== Listing ==
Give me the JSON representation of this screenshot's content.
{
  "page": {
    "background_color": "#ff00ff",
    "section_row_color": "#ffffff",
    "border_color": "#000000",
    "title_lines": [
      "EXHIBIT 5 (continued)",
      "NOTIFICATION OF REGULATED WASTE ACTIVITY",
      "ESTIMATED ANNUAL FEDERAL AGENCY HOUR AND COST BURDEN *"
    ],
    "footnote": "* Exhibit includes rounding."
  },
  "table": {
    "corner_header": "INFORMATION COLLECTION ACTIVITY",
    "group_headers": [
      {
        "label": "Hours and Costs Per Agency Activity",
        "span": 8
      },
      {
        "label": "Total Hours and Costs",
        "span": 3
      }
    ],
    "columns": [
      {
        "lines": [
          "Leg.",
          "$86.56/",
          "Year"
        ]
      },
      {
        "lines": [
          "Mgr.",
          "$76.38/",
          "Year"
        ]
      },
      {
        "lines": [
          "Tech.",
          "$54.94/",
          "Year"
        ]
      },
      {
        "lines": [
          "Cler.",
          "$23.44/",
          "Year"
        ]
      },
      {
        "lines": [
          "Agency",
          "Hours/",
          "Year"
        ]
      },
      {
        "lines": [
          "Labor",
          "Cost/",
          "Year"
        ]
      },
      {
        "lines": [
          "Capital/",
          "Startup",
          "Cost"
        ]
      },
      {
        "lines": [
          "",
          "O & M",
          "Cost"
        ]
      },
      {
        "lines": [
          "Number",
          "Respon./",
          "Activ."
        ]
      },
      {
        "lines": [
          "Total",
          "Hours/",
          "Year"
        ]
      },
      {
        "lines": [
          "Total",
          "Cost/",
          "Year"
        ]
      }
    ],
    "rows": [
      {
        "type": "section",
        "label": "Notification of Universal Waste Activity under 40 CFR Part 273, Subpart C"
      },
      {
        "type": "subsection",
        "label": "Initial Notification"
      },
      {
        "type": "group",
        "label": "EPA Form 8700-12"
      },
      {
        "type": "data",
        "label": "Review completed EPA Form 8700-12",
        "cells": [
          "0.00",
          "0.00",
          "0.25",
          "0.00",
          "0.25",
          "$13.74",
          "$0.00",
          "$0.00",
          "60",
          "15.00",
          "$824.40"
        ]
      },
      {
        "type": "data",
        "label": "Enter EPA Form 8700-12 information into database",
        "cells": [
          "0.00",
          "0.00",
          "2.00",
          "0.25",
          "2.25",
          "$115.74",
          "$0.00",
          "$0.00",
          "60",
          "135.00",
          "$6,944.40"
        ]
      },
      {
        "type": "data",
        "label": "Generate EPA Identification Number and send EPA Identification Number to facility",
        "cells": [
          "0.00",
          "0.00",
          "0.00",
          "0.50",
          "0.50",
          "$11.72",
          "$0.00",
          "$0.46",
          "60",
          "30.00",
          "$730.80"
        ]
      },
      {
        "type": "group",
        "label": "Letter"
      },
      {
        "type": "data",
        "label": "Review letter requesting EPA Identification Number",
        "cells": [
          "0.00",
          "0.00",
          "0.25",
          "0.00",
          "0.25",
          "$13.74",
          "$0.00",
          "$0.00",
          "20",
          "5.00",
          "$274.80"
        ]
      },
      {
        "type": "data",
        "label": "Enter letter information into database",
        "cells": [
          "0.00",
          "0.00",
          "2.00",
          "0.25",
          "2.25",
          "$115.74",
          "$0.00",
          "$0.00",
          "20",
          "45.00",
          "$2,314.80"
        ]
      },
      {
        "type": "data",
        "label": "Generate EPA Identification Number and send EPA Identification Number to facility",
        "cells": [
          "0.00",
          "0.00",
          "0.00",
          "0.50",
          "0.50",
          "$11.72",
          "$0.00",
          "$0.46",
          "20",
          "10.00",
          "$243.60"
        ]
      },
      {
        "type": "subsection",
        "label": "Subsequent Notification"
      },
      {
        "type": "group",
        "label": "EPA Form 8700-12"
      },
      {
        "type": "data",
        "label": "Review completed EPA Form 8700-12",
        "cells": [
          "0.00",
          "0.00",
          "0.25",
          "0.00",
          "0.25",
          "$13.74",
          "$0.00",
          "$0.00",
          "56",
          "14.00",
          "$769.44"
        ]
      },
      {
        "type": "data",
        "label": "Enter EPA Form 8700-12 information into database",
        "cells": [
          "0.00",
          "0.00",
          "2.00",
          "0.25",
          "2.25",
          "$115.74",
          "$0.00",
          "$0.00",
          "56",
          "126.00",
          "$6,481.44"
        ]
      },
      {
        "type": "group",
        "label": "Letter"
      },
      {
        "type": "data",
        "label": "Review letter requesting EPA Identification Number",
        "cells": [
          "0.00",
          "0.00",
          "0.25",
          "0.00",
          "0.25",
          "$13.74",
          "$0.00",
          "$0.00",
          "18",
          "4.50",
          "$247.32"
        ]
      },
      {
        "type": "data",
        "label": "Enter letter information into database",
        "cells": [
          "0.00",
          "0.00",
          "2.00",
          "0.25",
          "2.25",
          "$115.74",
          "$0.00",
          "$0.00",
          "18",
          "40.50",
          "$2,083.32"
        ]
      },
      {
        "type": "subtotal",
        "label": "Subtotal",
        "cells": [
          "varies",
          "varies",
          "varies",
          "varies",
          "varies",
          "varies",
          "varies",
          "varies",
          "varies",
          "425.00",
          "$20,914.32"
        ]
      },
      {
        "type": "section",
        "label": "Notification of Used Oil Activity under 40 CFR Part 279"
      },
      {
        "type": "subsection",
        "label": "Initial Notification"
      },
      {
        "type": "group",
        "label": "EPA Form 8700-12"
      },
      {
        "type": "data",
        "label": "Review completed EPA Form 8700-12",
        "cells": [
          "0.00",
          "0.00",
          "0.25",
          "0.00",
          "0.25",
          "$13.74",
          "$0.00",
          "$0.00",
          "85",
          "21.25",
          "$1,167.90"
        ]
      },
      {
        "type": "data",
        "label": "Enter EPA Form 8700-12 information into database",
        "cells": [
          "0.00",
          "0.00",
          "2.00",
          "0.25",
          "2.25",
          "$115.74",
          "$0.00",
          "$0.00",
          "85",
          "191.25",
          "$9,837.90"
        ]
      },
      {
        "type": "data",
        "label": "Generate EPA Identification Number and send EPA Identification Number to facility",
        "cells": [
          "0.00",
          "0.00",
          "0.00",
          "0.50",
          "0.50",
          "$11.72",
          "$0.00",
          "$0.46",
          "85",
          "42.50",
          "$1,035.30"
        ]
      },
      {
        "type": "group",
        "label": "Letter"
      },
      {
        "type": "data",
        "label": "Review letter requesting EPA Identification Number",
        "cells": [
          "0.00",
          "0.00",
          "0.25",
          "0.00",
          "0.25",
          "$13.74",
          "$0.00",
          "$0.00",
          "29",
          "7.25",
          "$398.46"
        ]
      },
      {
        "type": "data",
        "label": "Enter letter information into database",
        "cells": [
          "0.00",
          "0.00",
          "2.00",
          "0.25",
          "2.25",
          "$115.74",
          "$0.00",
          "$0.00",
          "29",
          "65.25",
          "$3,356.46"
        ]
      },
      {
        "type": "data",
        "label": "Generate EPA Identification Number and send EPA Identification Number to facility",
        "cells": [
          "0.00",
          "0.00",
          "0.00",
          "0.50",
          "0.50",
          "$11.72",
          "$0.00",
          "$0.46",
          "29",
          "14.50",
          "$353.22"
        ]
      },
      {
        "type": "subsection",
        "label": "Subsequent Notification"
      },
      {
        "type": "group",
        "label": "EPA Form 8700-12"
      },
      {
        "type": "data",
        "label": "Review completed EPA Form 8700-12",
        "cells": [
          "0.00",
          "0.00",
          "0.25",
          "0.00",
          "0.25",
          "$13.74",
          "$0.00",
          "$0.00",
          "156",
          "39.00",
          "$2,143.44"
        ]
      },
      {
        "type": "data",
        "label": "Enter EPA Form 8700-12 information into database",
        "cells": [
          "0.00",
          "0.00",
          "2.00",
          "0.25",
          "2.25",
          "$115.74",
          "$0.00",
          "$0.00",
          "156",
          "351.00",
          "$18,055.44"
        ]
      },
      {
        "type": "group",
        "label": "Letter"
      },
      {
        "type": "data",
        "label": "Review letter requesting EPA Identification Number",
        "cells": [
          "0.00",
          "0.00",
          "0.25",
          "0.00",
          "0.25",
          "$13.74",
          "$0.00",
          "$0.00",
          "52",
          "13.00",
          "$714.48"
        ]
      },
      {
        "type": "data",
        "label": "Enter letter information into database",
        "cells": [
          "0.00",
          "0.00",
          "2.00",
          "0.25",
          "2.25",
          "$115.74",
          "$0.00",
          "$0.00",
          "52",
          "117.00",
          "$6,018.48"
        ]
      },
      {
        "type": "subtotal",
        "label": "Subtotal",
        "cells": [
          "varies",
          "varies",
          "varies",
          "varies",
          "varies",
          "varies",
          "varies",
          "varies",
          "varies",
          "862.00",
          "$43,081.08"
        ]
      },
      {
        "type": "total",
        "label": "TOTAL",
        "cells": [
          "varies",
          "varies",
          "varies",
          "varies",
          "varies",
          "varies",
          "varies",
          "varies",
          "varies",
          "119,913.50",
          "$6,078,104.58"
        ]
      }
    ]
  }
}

== Exercise instructions ==
In the data above, tally the lines holding "Hours" and answer with the figure only.

== Result of this exercise ==
4